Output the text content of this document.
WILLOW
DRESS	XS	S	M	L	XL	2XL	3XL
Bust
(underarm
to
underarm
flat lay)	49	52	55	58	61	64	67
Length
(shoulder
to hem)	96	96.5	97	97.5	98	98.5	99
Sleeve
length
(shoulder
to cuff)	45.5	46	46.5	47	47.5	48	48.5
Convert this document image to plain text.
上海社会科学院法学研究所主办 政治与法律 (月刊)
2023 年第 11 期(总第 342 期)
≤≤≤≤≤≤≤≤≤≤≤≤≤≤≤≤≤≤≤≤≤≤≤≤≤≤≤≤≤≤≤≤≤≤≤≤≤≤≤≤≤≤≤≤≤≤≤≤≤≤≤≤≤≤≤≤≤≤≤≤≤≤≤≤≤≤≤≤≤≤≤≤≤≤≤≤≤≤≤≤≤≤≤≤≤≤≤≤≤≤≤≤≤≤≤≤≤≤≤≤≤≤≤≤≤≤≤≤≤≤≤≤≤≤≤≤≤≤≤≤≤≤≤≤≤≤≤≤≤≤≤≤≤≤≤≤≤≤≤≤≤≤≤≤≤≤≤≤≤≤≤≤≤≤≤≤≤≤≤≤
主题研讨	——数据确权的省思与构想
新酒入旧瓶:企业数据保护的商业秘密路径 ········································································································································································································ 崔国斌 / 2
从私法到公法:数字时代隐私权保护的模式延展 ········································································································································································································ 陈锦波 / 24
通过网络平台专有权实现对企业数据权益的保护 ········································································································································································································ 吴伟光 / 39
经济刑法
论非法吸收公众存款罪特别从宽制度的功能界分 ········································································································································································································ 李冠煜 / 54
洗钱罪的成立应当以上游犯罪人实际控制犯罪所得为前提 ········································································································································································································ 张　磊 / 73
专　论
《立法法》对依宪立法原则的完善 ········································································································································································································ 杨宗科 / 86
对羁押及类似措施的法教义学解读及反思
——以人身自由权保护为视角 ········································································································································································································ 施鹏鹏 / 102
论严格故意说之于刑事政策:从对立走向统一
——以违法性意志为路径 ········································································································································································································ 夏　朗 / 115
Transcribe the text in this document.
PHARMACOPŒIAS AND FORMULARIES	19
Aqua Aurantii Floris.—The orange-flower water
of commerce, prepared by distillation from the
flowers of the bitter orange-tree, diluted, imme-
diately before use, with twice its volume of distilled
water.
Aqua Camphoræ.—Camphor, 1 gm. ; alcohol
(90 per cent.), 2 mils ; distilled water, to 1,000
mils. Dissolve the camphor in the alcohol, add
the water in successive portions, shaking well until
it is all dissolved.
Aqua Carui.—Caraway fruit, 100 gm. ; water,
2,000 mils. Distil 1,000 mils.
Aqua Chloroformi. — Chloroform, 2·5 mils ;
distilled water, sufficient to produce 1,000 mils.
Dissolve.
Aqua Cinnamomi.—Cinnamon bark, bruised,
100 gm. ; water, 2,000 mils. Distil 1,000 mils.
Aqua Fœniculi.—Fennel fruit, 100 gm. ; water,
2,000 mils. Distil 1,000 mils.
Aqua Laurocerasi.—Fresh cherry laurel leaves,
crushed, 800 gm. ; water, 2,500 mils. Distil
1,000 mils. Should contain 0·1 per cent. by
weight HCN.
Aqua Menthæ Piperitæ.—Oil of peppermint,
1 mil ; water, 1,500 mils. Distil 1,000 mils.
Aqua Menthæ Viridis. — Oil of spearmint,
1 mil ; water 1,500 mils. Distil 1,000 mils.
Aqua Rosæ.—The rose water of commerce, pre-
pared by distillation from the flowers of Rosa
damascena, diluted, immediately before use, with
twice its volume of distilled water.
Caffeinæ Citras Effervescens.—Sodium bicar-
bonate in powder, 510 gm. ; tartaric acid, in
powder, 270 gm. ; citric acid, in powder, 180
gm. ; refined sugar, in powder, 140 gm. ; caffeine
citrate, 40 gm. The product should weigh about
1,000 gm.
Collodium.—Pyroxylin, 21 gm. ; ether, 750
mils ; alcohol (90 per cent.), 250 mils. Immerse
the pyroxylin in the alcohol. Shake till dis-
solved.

--*--

Go through the material above and copy each line that has the word "Menthæ".

Aqua Menthæ Piperitæ.—Oil of peppermint,
Aqua Menthæ Viridis. — Oil of spearmint,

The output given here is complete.